Using the data below, repeat all of it precisely.

——

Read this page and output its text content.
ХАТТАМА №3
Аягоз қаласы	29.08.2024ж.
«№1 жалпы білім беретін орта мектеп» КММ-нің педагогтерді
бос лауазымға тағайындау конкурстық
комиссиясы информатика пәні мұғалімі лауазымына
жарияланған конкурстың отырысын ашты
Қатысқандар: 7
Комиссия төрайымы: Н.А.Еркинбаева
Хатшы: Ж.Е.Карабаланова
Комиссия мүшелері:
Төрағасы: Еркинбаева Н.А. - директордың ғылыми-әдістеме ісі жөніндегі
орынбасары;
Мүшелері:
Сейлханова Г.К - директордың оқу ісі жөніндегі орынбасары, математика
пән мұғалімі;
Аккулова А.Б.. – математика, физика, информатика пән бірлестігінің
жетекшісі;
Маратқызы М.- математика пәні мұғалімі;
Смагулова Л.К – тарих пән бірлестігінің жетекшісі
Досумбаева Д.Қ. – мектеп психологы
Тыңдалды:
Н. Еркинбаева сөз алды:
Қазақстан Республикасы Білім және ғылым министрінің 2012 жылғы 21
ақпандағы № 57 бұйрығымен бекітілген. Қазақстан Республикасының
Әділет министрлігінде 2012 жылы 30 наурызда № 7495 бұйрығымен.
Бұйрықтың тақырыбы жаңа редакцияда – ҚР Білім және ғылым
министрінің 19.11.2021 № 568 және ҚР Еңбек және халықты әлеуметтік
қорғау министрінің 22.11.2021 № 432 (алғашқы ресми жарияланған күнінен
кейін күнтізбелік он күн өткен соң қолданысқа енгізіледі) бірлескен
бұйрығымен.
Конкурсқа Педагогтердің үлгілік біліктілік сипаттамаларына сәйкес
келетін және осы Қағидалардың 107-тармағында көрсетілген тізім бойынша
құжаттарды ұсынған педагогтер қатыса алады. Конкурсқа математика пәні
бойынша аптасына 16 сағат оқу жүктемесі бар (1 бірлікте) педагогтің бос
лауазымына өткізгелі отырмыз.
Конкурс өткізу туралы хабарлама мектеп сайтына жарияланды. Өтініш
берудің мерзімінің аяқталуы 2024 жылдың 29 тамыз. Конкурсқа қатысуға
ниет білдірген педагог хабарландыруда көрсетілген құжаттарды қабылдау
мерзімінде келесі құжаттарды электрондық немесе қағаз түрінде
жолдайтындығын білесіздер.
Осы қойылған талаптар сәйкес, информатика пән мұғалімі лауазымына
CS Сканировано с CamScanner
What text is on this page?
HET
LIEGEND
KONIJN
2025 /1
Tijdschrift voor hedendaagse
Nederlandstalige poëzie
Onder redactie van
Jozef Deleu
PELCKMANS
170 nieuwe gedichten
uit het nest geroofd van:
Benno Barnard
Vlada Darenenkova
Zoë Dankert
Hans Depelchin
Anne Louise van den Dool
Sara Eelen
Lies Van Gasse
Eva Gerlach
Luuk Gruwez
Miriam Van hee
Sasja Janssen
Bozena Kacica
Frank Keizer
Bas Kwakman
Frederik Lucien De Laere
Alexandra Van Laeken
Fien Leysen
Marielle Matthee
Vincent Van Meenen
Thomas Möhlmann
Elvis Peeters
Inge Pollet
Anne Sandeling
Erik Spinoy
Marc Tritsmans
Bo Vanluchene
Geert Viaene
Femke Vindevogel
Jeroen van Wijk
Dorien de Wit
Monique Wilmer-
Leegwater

——

◆ PROBLEM SOLUTION
Read this page and output its text content.
ХАТТАМА №3
Аягоз қаласы	29.08.2024ж.
«№1 жалпы білім беретін орта мектеп» КММ-нің педагогтерді
бос лауазымға тағайындау конкурстық
комиссиясы информатика пәні мұғалімі лауазымына
жарияланған конкурстың отырысын ашты
Қатысқандар: 7
Комиссия төрайымы: Н.А.Еркинбаева
Хатшы: Ж.Е.Карабаланова
Комиссия мүшелері:
Төрағасы: Еркинбаева Н.А. - директордың ғылыми-әдістеме ісі жөніндегі
орынбасары;
Мүшелері:
Сейлханова Г.К - директордың оқу ісі жөніндегі орынбасары, математика
пән мұғалімі;
Аккулова А.Б.. – математика, физика, информатика пән бірлестігінің
жетекшісі;
Маратқызы М.- математика пәні мұғалімі;
Смагулова Л.К – тарих пән бірлестігінің жетекшісі
Досумбаева Д.Қ. – мектеп психологы
Тыңдалды:
Н. Еркинбаева сөз алды:
Қазақстан Республикасы Білім және ғылым министрінің 2012 жылғы 21
ақпандағы № 57 бұйрығымен бекітілген. Қазақстан Республикасының
Әділет министрлігінде 2012 жылы 30 наурызда № 7495 бұйрығымен.
Бұйрықтың тақырыбы жаңа редакцияда – ҚР Білім және ғылым
министрінің 19.11.2021 № 568 және ҚР Еңбек және халықты әлеуметтік
қорғау министрінің 22.11.2021 № 432 (алғашқы ресми жарияланған күнінен
кейін күнтізбелік он күн өткен соң қолданысқа енгізіледі) бірлескен
бұйрығымен.
Конкурсқа Педагогтердің үлгілік біліктілік сипаттамаларына сәйкес
келетін және осы Қағидалардың 107-тармағында көрсетілген тізім бойынша
құжаттарды ұсынған педагогтер қатыса алады. Конкурсқа математика пәні
бойынша аптасына 16 сағат оқу жүктемесі бар (1 бірлікте) педагогтің бос
лауазымына өткізгелі отырмыз.
Конкурс өткізу туралы хабарлама мектеп сайтына жарияланды. Өтініш
берудің мерзімінің аяқталуы 2024 жылдың 29 тамыз. Конкурсқа қатысуға
ниет білдірген педагог хабарландыруда көрсетілген құжаттарды қабылдау
мерзімінде келесі құжаттарды электрондық немесе қағаз түрінде
жолдайтындығын білесіздер.
Осы қойылған талаптар сәйкес, информатика пән мұғалімі лауазымына
CS Сканировано с CamScanner
What text is on this page?
HET
LIEGEND
KONIJN
2025 /1
Tijdschrift voor hedendaagse
Nederlandstalige poëzie
Onder redactie van
Jozef Deleu
PELCKMANS
170 nieuwe gedichten
uit het nest geroofd van:
Benno Barnard
Vlada Darenenkova
Zoë Dankert
Hans Depelchin
Anne Louise van den Dool
Sara Eelen
Lies Van Gasse
Eva Gerlach
Luuk Gruwez
Miriam Van hee
Sasja Janssen
Bozena Kacica
Frank Keizer
Bas Kwakman
Frederik Lucien De Laere
Alexandra Van Laeken
Fien Leysen
Marielle Matthee
Vincent Van Meenen
Thomas Möhlmann
Elvis Peeters
Inge Pollet
Anne Sandeling
Erik Spinoy
Marc Tritsmans
Bo Vanluchene
Geert Viaene
Femke Vindevogel
Jeroen van Wijk
Dorien de Wit
Monique Wilmer-
Leegwater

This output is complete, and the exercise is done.